[Entries from a dataset]
● ● ● ● ● ● ●
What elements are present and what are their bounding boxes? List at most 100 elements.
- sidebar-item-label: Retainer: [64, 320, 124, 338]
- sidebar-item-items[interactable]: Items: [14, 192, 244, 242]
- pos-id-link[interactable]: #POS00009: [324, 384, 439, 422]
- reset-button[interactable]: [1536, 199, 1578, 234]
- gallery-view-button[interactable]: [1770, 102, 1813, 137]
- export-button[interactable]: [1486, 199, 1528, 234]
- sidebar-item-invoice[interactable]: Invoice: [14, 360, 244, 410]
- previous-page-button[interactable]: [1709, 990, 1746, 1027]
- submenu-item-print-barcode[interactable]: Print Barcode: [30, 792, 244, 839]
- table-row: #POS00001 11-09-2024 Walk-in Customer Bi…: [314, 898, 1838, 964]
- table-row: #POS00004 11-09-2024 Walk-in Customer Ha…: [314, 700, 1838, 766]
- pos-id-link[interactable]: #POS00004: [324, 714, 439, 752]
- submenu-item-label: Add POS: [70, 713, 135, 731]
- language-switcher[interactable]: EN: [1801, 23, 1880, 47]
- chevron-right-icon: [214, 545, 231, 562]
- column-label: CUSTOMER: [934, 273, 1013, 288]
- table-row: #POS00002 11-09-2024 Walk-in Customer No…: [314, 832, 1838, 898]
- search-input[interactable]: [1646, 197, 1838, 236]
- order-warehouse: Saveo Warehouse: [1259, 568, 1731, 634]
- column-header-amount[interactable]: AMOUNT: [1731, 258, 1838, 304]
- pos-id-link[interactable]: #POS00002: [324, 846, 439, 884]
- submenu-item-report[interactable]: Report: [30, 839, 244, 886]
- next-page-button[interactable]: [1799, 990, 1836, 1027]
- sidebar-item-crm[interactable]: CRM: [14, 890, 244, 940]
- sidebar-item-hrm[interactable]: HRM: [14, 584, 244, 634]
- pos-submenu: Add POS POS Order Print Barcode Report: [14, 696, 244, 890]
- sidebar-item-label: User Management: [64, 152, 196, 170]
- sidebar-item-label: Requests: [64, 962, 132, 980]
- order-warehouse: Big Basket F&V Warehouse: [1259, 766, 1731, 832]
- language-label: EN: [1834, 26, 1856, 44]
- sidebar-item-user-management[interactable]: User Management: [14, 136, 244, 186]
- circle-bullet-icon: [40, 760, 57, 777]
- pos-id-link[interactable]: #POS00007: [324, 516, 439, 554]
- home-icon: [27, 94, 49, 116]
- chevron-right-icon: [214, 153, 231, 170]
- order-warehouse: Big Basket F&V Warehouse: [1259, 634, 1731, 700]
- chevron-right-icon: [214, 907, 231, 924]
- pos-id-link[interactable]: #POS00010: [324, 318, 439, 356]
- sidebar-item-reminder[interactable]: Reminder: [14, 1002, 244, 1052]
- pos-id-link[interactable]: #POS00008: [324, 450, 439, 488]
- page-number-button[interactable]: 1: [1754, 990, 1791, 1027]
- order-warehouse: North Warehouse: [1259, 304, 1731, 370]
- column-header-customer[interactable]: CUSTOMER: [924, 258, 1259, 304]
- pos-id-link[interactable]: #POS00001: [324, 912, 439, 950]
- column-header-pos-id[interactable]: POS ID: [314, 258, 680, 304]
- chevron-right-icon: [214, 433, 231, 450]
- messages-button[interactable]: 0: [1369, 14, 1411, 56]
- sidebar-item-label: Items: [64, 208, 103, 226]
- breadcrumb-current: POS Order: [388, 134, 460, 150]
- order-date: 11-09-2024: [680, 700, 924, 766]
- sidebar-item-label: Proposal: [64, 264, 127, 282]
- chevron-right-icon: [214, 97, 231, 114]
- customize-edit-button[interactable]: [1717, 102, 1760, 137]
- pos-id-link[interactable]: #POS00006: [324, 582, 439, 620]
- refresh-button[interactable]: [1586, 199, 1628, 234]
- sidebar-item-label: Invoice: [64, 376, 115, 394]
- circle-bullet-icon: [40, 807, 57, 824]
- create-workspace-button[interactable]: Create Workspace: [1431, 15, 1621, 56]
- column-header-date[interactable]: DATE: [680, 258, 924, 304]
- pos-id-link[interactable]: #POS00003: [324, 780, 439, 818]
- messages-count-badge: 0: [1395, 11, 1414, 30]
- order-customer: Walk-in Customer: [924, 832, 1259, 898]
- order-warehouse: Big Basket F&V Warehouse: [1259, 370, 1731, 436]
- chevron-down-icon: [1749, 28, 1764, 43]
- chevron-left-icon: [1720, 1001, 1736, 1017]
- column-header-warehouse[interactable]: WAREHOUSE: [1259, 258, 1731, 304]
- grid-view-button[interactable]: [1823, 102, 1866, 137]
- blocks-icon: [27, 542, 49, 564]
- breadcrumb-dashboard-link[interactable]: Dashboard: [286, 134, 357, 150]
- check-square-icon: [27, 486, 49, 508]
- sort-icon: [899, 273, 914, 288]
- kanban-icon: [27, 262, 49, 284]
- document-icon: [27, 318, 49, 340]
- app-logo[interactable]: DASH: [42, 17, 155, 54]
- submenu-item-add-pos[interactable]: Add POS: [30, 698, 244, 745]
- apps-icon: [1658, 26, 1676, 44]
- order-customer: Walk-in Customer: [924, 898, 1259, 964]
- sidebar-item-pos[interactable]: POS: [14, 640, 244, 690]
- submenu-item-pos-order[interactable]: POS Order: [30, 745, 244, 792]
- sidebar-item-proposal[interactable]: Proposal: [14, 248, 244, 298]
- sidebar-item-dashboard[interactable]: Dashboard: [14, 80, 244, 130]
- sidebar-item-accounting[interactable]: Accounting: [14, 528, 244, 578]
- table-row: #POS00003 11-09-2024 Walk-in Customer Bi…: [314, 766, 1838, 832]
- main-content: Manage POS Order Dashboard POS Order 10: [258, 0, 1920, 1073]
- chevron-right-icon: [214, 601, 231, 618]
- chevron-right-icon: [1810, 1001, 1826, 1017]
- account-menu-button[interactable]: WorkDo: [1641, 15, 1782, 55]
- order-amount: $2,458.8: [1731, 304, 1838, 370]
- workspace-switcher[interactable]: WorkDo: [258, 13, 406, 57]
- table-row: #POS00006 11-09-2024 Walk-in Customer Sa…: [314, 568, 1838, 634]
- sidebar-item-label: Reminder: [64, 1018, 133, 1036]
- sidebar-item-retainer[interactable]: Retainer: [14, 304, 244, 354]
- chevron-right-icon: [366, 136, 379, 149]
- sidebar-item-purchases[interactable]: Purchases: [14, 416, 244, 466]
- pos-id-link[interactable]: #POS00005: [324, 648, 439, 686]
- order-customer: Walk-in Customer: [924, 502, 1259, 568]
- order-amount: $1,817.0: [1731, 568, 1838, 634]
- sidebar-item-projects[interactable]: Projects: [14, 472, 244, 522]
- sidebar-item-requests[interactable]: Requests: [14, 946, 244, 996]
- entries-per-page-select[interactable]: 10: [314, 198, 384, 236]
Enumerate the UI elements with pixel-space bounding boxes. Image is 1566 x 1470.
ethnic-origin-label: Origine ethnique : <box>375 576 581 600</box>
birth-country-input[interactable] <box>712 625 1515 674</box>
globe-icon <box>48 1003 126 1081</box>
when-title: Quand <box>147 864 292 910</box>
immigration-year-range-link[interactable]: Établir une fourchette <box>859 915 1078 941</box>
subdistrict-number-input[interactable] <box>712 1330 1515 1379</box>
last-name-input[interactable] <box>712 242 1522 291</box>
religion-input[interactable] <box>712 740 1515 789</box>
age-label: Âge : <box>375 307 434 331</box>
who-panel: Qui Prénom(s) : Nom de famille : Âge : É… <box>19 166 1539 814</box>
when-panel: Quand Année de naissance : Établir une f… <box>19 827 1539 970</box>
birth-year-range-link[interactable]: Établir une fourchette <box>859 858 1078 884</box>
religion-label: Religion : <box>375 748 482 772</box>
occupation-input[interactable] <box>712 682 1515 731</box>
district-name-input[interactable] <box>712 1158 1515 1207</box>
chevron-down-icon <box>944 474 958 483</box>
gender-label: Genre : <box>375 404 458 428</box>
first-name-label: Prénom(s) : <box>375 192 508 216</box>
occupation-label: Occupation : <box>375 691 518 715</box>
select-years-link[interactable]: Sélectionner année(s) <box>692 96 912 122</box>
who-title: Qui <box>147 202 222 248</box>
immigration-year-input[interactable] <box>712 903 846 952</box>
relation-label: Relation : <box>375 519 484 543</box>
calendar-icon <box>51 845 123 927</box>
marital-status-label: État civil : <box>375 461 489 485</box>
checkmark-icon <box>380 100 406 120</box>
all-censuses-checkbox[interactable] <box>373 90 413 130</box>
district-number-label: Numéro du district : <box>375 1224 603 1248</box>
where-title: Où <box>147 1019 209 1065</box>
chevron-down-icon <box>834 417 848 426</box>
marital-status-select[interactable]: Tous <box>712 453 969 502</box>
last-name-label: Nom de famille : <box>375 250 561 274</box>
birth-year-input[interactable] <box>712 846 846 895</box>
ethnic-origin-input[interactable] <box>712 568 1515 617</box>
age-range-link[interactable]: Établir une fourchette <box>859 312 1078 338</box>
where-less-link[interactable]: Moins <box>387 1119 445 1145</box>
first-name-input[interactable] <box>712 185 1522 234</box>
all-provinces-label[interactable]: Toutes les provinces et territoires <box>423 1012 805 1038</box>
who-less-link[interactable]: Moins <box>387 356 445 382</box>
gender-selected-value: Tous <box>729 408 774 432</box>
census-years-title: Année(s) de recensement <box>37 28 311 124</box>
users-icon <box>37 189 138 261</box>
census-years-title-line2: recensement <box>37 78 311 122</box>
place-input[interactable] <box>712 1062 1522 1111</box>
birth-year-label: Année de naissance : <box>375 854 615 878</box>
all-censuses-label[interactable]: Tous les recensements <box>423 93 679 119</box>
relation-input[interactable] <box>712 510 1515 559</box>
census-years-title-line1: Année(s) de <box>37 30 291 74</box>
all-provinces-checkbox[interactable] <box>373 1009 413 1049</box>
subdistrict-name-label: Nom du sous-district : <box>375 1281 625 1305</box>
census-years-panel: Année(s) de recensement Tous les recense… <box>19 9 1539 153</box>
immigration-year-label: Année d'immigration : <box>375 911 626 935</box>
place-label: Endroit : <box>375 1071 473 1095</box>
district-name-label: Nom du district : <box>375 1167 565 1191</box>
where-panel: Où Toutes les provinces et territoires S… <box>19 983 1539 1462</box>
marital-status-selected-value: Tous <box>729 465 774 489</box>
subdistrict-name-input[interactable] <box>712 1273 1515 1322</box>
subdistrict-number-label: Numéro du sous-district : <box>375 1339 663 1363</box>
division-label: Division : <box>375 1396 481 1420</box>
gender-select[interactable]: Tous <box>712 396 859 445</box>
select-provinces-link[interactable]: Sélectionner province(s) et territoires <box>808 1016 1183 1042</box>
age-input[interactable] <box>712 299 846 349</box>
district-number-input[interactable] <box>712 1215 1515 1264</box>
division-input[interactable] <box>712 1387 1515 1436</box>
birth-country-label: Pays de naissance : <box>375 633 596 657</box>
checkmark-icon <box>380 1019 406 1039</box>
● ● ● ● ● ● ●
→ AIM
From the start of the material through the line containing "- pos-submenu: Add", write the lines out again with "Walk-in Customer" replaced by "Guest Customer" and nothing else altered.

→ REPLY
What elements are present and what are their bounding boxes? List at most 100 elements.
- sidebar-item-label: Retainer: [64, 320, 124, 338]
- sidebar-item-items[interactable]: Items: [14, 192, 244, 242]
- pos-id-link[interactable]: #POS00009: [324, 384, 439, 422]
- reset-button[interactable]: [1536, 199, 1578, 234]
- gallery-view-button[interactable]: [1770, 102, 1813, 137]
- export-button[interactable]: [1486, 199, 1528, 234]
- sidebar-item-invoice[interactable]: Invoice: [14, 360, 244, 410]
- previous-page-button[interactable]: [1709, 990, 1746, 1027]
- submenu-item-print-barcode[interactable]: Print Barcode: [30, 792, 244, 839]
- table-row: #POS00001 11-09-2024 Guest Customer Bi…: [314, 898, 1838, 964]
- table-row: #POS00004 11-09-2024 Guest Customer Ha…: [314, 700, 1838, 766]
- pos-id-link[interactable]: #POS00004: [324, 714, 439, 752]
- submenu-item-label: Add POS: [70, 713, 135, 731]
- language-switcher[interactable]: EN: [1801, 23, 1880, 47]
- chevron-right-icon: [214, 545, 231, 562]
- column-label: CUSTOMER: [934, 273, 1013, 288]
- table-row: #POS00002 11-09-2024 Guest Customer No…: [314, 832, 1838, 898]
- search-input[interactable]: [1646, 197, 1838, 236]
- order-warehouse: Saveo Warehouse: [1259, 568, 1731, 634]
- column-header-amount[interactable]: AMOUNT: [1731, 258, 1838, 304]
- pos-id-link[interactable]: #POS00002: [324, 846, 439, 884]
- submenu-item-report[interactable]: Report: [30, 839, 244, 886]
- next-page-button[interactable]: [1799, 990, 1836, 1027]
- sidebar-item-crm[interactable]: CRM: [14, 890, 244, 940]
- sidebar-item-hrm[interactable]: HRM: [14, 584, 244, 634]
- pos-submenu: Add POS POS Order Print Barcode Report: [14, 696, 244, 890]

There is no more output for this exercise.